=== Dataset entries ===

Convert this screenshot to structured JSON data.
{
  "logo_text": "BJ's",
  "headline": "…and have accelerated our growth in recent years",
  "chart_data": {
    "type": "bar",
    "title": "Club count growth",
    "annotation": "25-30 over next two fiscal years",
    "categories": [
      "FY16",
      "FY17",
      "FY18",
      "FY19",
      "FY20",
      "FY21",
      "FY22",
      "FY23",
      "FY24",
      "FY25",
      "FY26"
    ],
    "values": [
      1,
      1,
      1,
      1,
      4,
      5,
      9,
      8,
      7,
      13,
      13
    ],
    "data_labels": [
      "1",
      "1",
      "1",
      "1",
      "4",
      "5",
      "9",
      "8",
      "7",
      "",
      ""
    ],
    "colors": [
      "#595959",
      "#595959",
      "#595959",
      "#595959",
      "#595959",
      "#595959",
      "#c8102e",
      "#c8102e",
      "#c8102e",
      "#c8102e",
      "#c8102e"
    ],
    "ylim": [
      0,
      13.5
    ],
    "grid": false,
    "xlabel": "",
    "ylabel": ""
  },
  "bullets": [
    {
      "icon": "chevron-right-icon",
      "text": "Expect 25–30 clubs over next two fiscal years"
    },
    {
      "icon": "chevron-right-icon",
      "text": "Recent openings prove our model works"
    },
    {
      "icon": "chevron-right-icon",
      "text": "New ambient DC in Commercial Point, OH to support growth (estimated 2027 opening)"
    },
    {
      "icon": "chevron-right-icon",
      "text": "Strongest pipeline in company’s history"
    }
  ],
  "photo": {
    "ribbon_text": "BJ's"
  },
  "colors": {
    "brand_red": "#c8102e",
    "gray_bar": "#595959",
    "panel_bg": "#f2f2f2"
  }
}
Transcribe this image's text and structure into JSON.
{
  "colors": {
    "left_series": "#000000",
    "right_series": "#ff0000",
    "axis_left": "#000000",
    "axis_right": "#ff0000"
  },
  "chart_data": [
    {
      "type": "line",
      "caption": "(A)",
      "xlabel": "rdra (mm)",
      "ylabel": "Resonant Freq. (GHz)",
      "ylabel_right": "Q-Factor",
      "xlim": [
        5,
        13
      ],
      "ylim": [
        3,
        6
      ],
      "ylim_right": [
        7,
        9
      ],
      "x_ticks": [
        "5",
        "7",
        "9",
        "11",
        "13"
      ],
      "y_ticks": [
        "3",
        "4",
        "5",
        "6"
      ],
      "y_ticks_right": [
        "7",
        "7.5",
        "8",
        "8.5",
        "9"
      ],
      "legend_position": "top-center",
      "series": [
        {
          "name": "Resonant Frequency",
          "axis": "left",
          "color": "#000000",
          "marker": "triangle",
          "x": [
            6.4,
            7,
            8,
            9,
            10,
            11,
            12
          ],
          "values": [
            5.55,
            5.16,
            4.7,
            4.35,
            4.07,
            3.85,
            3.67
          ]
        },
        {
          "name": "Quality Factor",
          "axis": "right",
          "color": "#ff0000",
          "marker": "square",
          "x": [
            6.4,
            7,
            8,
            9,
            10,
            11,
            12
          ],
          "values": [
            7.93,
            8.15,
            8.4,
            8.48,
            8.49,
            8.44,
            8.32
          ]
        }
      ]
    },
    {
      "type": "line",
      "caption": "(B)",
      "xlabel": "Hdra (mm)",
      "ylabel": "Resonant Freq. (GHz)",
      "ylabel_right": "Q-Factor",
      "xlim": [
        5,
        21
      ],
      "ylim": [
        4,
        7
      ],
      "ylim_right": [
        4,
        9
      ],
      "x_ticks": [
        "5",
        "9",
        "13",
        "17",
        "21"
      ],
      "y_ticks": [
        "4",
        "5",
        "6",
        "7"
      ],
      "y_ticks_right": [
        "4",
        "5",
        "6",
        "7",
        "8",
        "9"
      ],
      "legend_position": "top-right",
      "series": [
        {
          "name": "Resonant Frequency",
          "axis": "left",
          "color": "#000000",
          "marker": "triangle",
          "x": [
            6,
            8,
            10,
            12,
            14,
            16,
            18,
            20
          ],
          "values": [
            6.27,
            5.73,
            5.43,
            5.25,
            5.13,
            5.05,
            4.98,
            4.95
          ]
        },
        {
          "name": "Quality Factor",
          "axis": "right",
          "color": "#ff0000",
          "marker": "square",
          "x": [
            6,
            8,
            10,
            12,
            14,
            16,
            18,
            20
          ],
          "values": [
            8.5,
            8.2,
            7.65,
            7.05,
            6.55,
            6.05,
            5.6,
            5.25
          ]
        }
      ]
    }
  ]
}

===

Give back the whole listing exactly as it reads.

Solution below
Convert this screenshot to structured JSON data.
{
  "logo_text": "BJ's",
  "headline": "…and have accelerated our growth in recent years",
  "chart_data": {
    "type": "bar",
    "title": "Club count growth",
    "annotation": "25-30 over next two fiscal years",
    "categories": [
      "FY16",
      "FY17",
      "FY18",
      "FY19",
      "FY20",
      "FY21",
      "FY22",
      "FY23",
      "FY24",
      "FY25",
      "FY26"
    ],
    "values": [
      1,
      1,
      1,
      1,
      4,
      5,
      9,
      8,
      7,
      13,
      13
    ],
    "data_labels": [
      "1",
      "1",
      "1",
      "1",
      "4",
      "5",
      "9",
      "8",
      "7",
      "",
      ""
    ],
    "colors": [
      "#595959",
      "#595959",
      "#595959",
      "#595959",
      "#595959",
      "#595959",
      "#c8102e",
      "#c8102e",
      "#c8102e",
      "#c8102e",
      "#c8102e"
    ],
    "ylim": [
      0,
      13.5
    ],
    "grid": false,
    "xlabel": "",
    "ylabel": ""
  },
  "bullets": [
    {
      "icon": "chevron-right-icon",
      "text": "Expect 25–30 clubs over next two fiscal years"
    },
    {
      "icon": "chevron-right-icon",
      "text": "Recent openings prove our model works"
    },
    {
      "icon": "chevron-right-icon",
      "text": "New ambient DC in Commercial Point, OH to support growth (estimated 2027 opening)"
    },
    {
      "icon": "chevron-right-icon",
      "text": "Strongest pipeline in company’s history"
    }
  ],
  "photo": {
    "ribbon_text": "BJ's"
  },
  "colors": {
    "brand_red": "#c8102e",
    "gray_bar": "#595959",
    "panel_bg": "#f2f2f2"
  }
}
Transcribe this image's text and structure into JSON.
{
  "colors": {
    "left_series": "#000000",
    "right_series": "#ff0000",
    "axis_left": "#000000",
    "axis_right": "#ff0000"
  },
  "chart_data": [
    {
      "type": "line",
      "caption": "(A)",
      "xlabel": "rdra (mm)",
      "ylabel": "Resonant Freq. (GHz)",
      "ylabel_right": "Q-Factor",
      "xlim": [
        5,
        13
      ],
      "ylim": [
        3,
        6
      ],
      "ylim_right": [
        7,
        9
      ],
      "x_ticks": [
        "5",
        "7",
        "9",
        "11",
        "13"
      ],
      "y_ticks": [
        "3",
        "4",
        "5",
        "6"
      ],
      "y_ticks_right": [
        "7",
        "7.5",
        "8",
        "8.5",
        "9"
      ],
      "legend_position": "top-center",
      "series": [
        {
          "name": "Resonant Frequency",
          "axis": "left",
          "color": "#000000",
          "marker": "triangle",
          "x": [
            6.4,
            7,
            8,
            9,
            10,
            11,
            12
          ],
          "values": [
            5.55,
            5.16,
            4.7,
            4.35,
            4.07,
            3.85,
            3.67
          ]
        },
        {
          "name": "Quality Factor",
          "axis": "right",
          "color": "#ff0000",
          "marker": "square",
          "x": [
            6.4,
            7,
            8,
            9,
            10,
            11,
            12
          ],
          "values": [
            7.93,
            8.15,
            8.4,
            8.48,
            8.49,
            8.44,
            8.32
          ]
        }
      ]
    },
    {
      "type": "line",
      "caption": "(B)",
      "xlabel": "Hdra (mm)",
      "ylabel": "Resonant Freq. (GHz)",
      "ylabel_right": "Q-Factor",
      "xlim": [
        5,
        21
      ],
      "ylim": [
        4,
        7
      ],
      "ylim_right": [
        4,
        9
      ],
      "x_ticks": [
        "5",
        "9",
        "13",
        "17",
        "21"
      ],
      "y_ticks": [
        "4",
        "5",
        "6",
        "7"
      ],
      "y_ticks_right": [
        "4",
        "5",
        "6",
        "7",
        "8",
        "9"
      ],
      "legend_position": "top-right",
      "series": [
        {
          "name": "Resonant Frequency",
          "axis": "left",
          "color": "#000000",
          "marker": "triangle",
          "x": [
            6,
            8,
            10,
            12,
            14,
            16,
            18,
            20
          ],
          "values": [
            6.27,
            5.73,
            5.43,
            5.25,
            5.13,
            5.05,
            4.98,
            4.95
          ]
        },
        {
          "name": "Quality Factor",
          "axis": "right",
          "color": "#ff0000",
          "marker": "square",
          "x": [
            6,
            8,
            10,
            12,
            14,
            16,
            18,
            20
          ],
          "values": [
            8.5,
            8.2,
            7.65,
            7.05,
            6.55,
            6.05,
            5.6,
            5.25
          ]
        }
      ]
    }
  ]
}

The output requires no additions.